* Set problem:
Copy out each line of the material below that holds the string "partir".

* Entries shown:
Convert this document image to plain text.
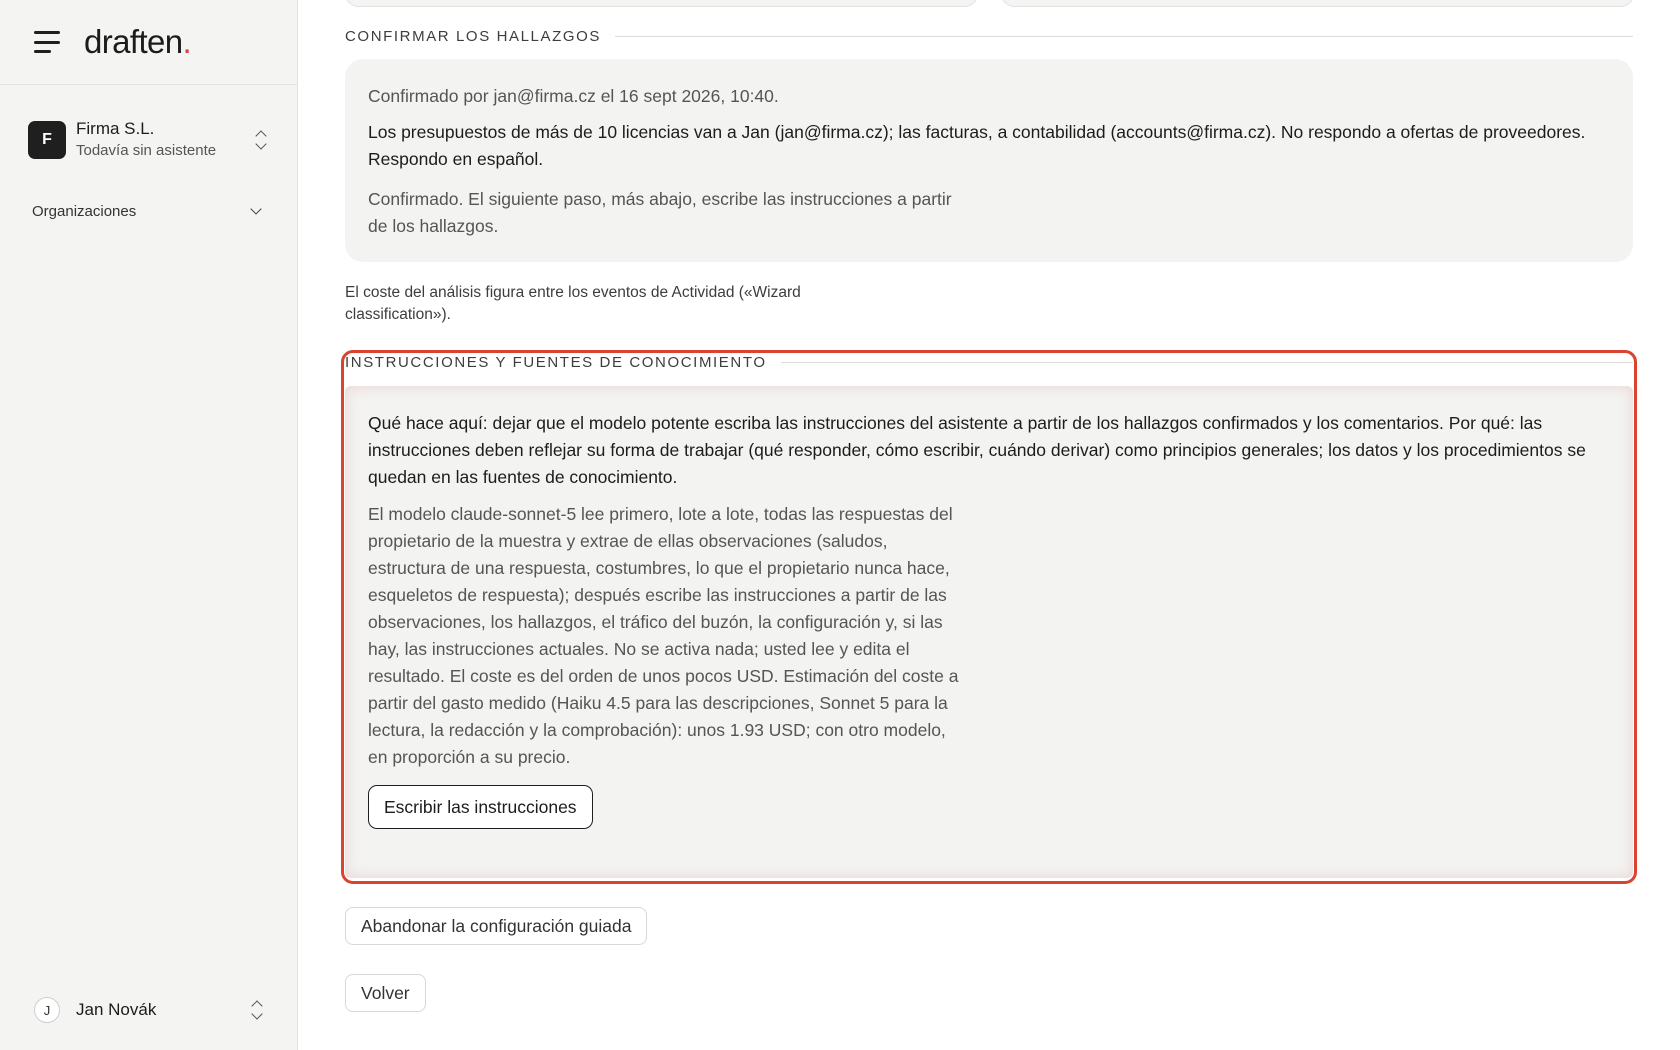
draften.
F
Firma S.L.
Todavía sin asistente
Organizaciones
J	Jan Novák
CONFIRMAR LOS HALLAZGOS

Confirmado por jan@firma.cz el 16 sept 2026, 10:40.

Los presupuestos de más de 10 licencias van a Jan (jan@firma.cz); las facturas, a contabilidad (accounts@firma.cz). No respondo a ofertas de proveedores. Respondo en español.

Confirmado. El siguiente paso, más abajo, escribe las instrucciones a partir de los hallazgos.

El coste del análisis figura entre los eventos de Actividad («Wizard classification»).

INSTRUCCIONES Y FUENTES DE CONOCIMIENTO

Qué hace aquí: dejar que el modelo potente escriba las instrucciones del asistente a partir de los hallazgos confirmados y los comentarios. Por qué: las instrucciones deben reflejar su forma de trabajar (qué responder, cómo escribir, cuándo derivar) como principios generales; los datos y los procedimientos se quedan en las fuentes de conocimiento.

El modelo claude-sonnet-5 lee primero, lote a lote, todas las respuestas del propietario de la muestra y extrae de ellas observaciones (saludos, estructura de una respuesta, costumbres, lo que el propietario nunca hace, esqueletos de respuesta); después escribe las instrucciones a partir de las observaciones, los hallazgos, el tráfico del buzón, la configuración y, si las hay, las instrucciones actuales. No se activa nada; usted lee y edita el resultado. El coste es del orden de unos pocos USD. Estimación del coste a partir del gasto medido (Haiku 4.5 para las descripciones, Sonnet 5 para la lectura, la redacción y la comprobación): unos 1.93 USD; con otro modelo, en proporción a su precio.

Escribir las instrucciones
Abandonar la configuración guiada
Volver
==
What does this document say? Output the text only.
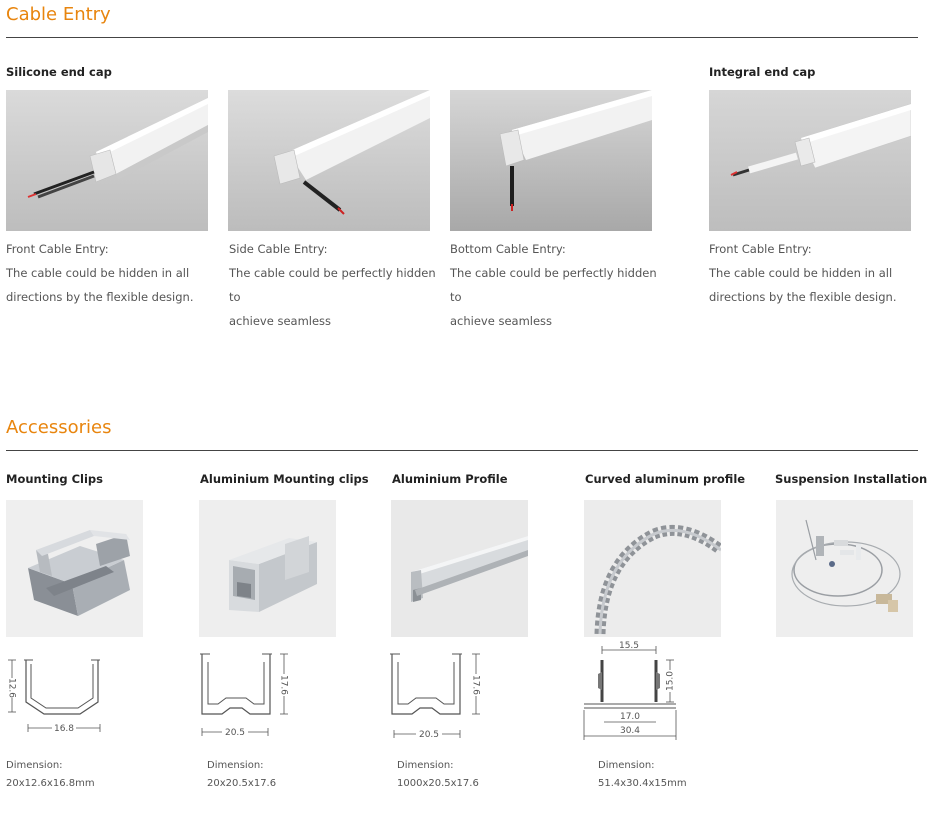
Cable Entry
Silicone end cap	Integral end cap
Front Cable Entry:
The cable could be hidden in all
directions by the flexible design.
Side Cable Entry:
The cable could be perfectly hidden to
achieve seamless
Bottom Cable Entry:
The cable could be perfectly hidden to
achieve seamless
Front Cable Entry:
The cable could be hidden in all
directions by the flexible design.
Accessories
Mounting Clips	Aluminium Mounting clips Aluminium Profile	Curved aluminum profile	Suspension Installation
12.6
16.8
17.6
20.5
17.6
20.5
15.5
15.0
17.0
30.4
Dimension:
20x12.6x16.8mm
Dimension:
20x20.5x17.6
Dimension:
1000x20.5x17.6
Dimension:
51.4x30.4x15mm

* Solution below:
Confirmado. El siguiente paso, más abajo, escribe las instrucciones a partir de los hallazgos.
Qué hace aquí: dejar que el modelo potente escriba las instrucciones del asistente a partir de los hallazgos confirmados y los comentarios. Por qué: las instrucciones deben reflejar su forma de trabajar (qué responder, cómo escribir, cuándo derivar) como principios generales; los datos y los procedimientos se quedan en las fuentes de conocimiento.
El modelo claude-sonnet-5 lee primero, lote a lote, todas las respuestas del propietario de la muestra y extrae de ellas observaciones (saludos, estructura de una respuesta, costumbres, lo que el propietario nunca hace, esqueletos de respuesta); después escribe las instrucciones a partir de las observaciones, los hallazgos, el tráfico del buzón, la configuración y, si las hay, las instrucciones actuales. No se activa nada; usted lee y edita el resultado. El coste es del orden de unos pocos USD. Estimación del coste a partir del gasto medido (Haiku 4.5 para las descripciones, Sonnet 5 para la lectura, la redacción y la comprobación): unos 1.93 USD; con otro modelo, en proporción a su precio.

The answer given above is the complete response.